● **Short task**
Filter the entries, keeping every line with the word "Peachanas".

--- START ---

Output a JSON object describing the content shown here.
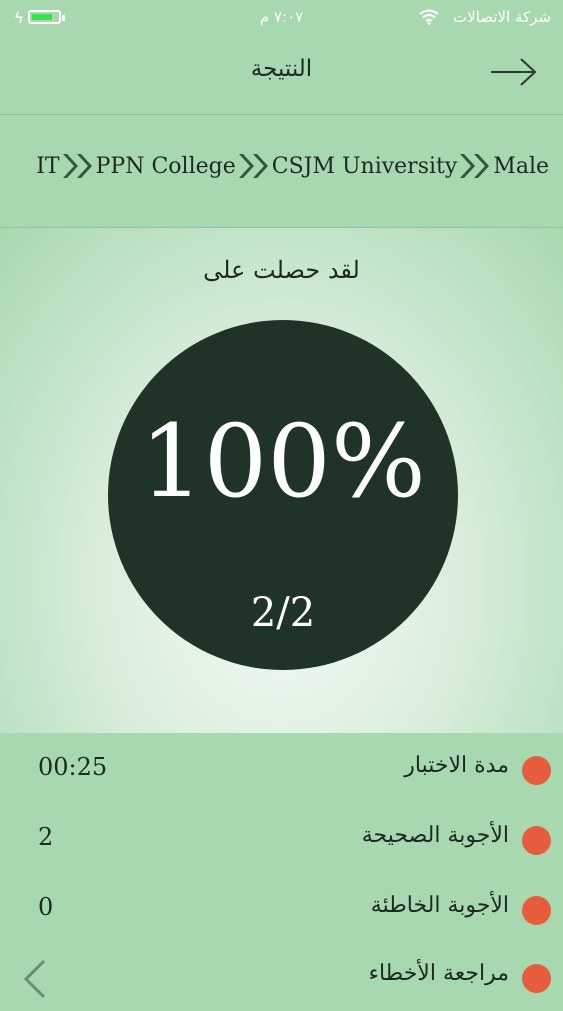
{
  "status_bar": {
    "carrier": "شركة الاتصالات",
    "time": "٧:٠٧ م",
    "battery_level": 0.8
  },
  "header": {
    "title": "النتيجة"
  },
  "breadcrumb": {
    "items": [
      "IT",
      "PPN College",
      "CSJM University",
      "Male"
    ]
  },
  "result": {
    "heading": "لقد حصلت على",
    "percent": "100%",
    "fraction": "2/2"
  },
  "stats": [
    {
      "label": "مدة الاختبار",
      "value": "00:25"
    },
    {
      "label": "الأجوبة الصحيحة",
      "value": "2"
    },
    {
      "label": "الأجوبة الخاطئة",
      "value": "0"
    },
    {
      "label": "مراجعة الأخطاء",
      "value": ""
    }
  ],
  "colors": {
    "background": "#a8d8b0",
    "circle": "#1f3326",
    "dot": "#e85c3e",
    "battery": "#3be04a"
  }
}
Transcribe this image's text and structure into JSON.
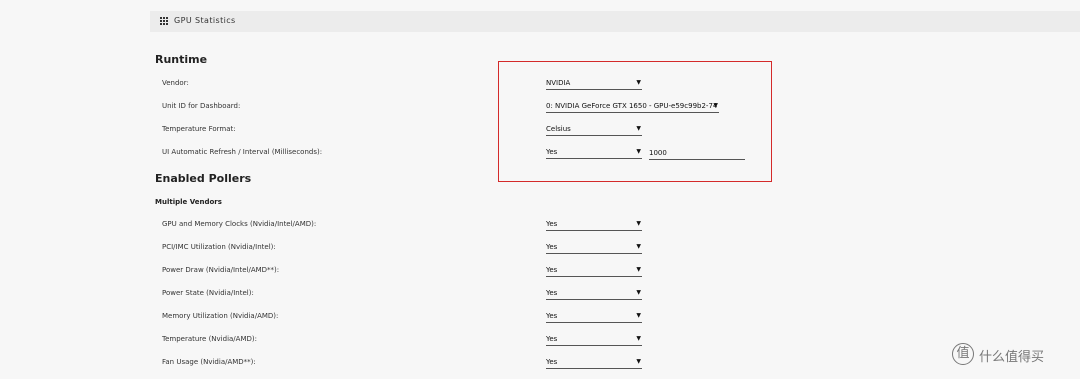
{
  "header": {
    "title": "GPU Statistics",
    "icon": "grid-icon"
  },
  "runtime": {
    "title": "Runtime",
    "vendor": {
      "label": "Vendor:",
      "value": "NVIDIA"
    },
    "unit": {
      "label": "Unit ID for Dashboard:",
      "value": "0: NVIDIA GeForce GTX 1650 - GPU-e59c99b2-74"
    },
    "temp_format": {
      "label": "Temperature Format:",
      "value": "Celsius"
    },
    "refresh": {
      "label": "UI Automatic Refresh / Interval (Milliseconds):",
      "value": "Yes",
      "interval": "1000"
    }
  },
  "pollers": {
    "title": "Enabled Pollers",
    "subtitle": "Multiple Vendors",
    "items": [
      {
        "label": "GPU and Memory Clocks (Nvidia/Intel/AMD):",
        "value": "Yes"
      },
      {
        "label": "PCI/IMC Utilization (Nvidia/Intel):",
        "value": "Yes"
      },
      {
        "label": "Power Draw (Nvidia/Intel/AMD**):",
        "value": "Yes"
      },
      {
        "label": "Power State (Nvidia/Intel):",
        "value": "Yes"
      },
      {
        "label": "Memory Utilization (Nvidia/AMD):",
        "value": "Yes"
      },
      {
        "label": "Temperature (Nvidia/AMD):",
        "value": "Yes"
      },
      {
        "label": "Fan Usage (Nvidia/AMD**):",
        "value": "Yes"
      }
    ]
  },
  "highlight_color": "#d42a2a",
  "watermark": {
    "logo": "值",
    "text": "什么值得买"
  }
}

--- END ---
--- START ---

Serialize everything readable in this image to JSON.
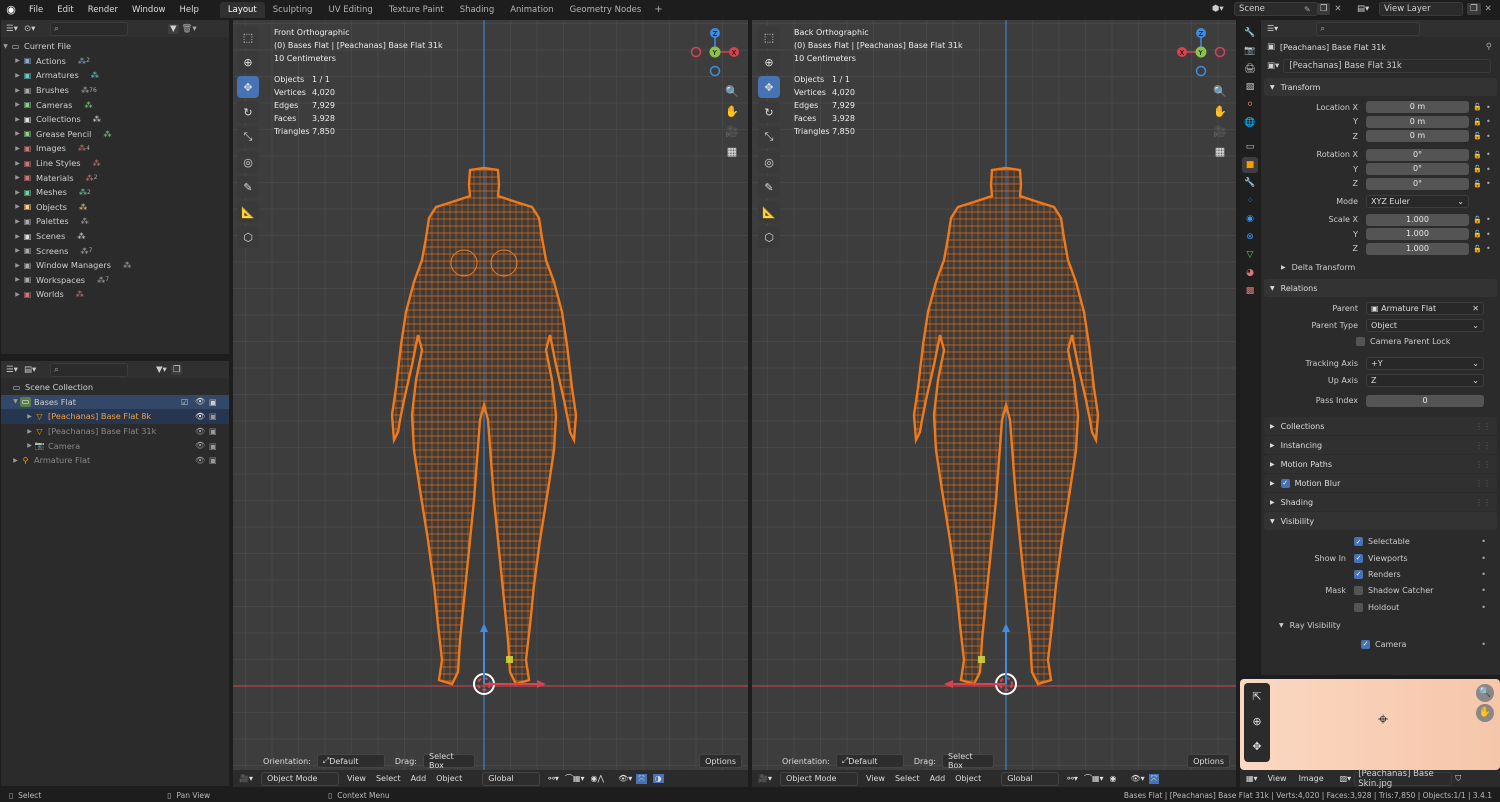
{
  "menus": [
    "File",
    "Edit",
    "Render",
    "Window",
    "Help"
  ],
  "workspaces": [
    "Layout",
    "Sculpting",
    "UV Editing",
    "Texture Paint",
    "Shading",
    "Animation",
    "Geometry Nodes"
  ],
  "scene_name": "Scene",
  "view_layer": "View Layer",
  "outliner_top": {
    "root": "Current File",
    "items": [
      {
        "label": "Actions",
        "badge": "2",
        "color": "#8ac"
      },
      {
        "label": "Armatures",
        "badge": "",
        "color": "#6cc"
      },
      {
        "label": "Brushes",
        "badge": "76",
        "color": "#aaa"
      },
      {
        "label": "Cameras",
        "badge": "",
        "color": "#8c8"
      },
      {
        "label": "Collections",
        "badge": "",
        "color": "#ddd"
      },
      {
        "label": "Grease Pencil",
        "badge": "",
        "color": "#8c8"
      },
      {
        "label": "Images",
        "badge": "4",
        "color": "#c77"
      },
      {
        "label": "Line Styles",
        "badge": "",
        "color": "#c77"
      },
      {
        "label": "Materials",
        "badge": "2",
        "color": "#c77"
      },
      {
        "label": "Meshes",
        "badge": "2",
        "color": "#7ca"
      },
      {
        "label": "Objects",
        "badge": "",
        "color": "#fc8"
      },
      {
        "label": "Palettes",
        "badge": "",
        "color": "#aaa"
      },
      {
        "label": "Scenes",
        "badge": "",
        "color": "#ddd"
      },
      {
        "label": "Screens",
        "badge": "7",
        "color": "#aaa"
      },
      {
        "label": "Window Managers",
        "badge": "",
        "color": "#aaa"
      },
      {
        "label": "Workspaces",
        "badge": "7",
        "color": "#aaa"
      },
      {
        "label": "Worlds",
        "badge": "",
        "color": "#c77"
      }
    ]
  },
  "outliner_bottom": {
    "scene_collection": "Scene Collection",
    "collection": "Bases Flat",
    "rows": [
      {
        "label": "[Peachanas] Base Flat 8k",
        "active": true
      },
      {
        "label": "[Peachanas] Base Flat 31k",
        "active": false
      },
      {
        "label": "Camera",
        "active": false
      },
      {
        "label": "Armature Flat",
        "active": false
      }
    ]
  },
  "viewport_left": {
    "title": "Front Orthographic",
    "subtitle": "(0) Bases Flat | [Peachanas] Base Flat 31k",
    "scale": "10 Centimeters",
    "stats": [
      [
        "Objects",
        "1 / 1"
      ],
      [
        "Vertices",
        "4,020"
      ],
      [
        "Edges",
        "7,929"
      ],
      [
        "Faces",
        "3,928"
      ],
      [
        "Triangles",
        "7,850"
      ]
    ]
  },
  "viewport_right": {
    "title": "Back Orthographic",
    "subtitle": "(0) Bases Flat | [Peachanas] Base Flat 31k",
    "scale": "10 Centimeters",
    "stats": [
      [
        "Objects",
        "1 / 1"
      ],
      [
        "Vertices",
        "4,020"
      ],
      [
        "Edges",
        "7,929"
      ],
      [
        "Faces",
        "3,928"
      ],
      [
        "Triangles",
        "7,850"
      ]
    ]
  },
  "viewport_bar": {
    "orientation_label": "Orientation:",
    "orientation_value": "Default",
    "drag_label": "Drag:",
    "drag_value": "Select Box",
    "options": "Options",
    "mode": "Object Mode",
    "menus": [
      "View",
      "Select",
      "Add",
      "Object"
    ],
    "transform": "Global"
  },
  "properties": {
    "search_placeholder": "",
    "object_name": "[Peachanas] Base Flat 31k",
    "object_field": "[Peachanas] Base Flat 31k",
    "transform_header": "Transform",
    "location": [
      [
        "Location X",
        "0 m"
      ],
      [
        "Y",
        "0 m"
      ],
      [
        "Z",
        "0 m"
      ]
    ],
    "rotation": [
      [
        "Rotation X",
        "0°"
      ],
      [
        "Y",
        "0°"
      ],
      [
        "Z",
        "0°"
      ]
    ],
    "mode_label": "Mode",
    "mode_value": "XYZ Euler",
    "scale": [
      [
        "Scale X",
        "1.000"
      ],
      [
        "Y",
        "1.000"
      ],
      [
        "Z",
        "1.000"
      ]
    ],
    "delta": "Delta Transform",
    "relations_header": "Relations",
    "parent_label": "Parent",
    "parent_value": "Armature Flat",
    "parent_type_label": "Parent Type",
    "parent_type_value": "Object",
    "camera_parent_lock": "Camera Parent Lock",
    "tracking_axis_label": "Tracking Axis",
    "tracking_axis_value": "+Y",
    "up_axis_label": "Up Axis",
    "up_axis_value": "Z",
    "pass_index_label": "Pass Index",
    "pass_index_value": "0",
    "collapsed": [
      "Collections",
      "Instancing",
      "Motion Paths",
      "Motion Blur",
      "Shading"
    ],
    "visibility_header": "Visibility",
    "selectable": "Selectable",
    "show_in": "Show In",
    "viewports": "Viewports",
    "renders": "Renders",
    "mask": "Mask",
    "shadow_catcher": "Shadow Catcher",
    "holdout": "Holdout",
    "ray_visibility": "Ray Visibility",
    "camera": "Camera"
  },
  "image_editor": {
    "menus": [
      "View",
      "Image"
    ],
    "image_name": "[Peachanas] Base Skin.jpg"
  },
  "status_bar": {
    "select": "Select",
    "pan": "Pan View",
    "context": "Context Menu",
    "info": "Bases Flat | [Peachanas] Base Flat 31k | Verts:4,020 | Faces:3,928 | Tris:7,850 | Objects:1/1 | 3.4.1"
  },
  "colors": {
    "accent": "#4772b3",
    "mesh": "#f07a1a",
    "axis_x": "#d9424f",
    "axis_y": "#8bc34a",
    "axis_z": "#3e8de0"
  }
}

--- END ---

● **Worked answer**
        "label": "[Peachanas] Base Flat 8k",
        "label": "[Peachanas] Base Flat 31k",
    "subtitle": "(0) Bases Flat | [Peachanas] Base Flat 31k",
    "subtitle": "(0) Bases Flat | [Peachanas] Base Flat 31k",
    "object_name": "[Peachanas] Base Flat 31k",
    "object_field": "[Peachanas] Base Flat 31k",
    "image_name": "[Peachanas] Base Skin.jpg"
    "info": "Bases Flat | [Peachanas] Base Flat 31k | Verts:4,020 | Faces:3,928 | Tris:7,850 | Objects:1/1 | 3.4.1"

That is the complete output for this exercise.